## Record extracts
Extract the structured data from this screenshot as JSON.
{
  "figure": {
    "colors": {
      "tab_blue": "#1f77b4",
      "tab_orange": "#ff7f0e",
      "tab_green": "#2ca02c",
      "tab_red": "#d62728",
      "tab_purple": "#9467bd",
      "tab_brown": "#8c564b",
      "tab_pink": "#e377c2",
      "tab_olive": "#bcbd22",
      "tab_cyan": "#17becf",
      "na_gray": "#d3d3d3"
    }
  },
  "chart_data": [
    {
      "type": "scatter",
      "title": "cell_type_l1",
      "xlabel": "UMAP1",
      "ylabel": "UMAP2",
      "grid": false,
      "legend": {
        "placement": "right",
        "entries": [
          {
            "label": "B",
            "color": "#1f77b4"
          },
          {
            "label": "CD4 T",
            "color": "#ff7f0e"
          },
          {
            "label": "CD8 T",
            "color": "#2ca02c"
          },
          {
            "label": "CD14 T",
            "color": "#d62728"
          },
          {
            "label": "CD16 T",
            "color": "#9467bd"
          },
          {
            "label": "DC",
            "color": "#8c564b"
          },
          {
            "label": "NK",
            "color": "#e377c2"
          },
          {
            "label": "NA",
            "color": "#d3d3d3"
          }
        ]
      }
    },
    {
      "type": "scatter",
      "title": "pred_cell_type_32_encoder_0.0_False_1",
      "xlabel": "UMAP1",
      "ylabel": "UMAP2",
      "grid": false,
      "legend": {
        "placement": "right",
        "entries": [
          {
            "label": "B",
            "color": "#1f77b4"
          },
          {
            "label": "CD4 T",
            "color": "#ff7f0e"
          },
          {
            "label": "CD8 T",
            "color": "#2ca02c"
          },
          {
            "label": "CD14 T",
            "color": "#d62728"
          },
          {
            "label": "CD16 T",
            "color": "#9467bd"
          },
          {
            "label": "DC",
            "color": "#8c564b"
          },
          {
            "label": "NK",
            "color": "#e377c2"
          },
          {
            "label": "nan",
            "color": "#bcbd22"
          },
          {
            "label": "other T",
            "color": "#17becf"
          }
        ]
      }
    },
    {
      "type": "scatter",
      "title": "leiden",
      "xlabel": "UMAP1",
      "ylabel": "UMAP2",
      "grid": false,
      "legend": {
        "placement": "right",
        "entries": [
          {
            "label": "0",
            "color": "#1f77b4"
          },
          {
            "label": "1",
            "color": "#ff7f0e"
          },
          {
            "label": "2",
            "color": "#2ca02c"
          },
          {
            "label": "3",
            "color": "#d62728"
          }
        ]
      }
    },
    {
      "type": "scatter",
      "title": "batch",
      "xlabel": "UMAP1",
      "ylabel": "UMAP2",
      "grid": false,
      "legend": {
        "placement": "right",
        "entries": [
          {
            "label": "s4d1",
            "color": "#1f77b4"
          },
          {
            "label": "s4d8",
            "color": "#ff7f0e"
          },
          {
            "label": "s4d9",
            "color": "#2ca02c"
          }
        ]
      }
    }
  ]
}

--

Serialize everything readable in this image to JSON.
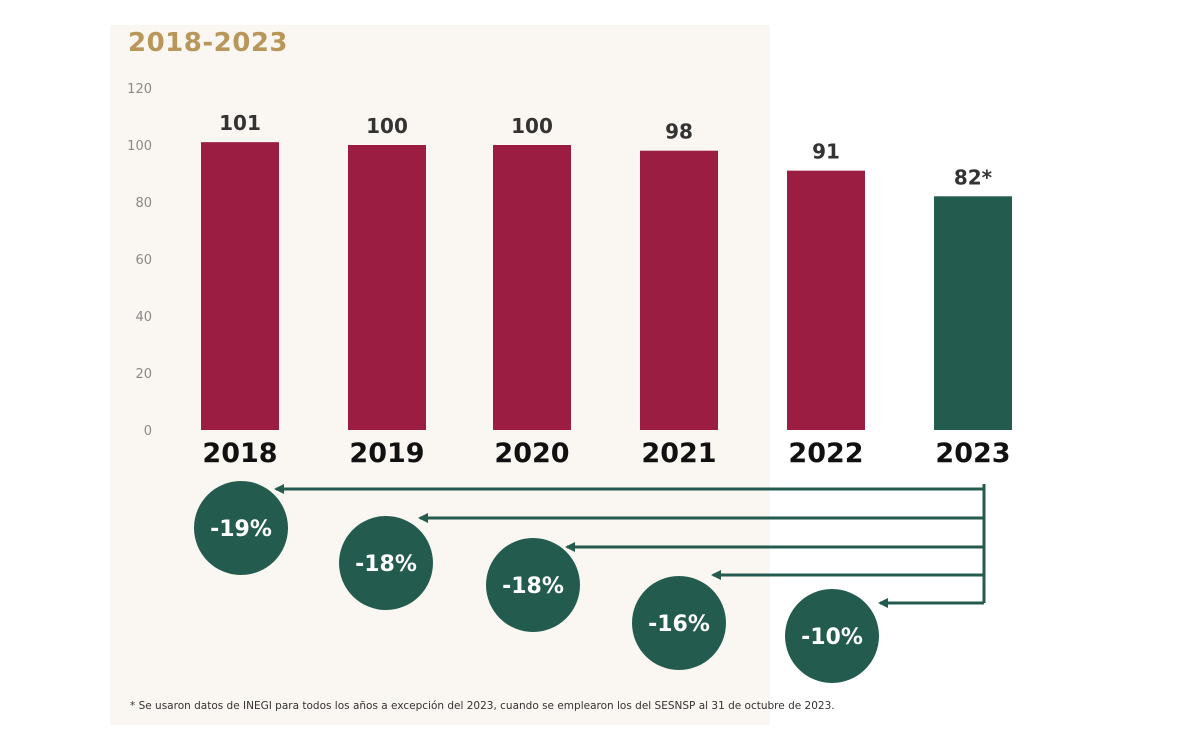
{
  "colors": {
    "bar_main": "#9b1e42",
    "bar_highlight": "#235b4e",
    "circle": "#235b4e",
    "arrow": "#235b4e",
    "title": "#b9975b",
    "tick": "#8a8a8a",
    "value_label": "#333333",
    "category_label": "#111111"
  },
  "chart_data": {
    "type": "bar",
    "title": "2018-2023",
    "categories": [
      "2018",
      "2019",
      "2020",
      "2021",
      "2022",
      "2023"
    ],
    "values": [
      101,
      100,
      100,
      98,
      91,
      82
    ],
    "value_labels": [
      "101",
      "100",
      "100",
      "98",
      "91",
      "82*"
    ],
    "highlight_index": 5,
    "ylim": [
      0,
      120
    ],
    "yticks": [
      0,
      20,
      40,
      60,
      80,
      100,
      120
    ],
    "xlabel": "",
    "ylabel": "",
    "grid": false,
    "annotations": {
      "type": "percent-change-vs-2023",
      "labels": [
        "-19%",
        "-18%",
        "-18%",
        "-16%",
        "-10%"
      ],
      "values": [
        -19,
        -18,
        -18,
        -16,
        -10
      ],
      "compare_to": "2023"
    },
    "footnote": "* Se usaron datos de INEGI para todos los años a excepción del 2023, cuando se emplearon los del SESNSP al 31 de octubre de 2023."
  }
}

## Given instruction
Each line that has the word "this" should be copied.

## Exercise solution
Extract the structured data from this screenshot as JSON.
Serialize everything readable in this image to JSON.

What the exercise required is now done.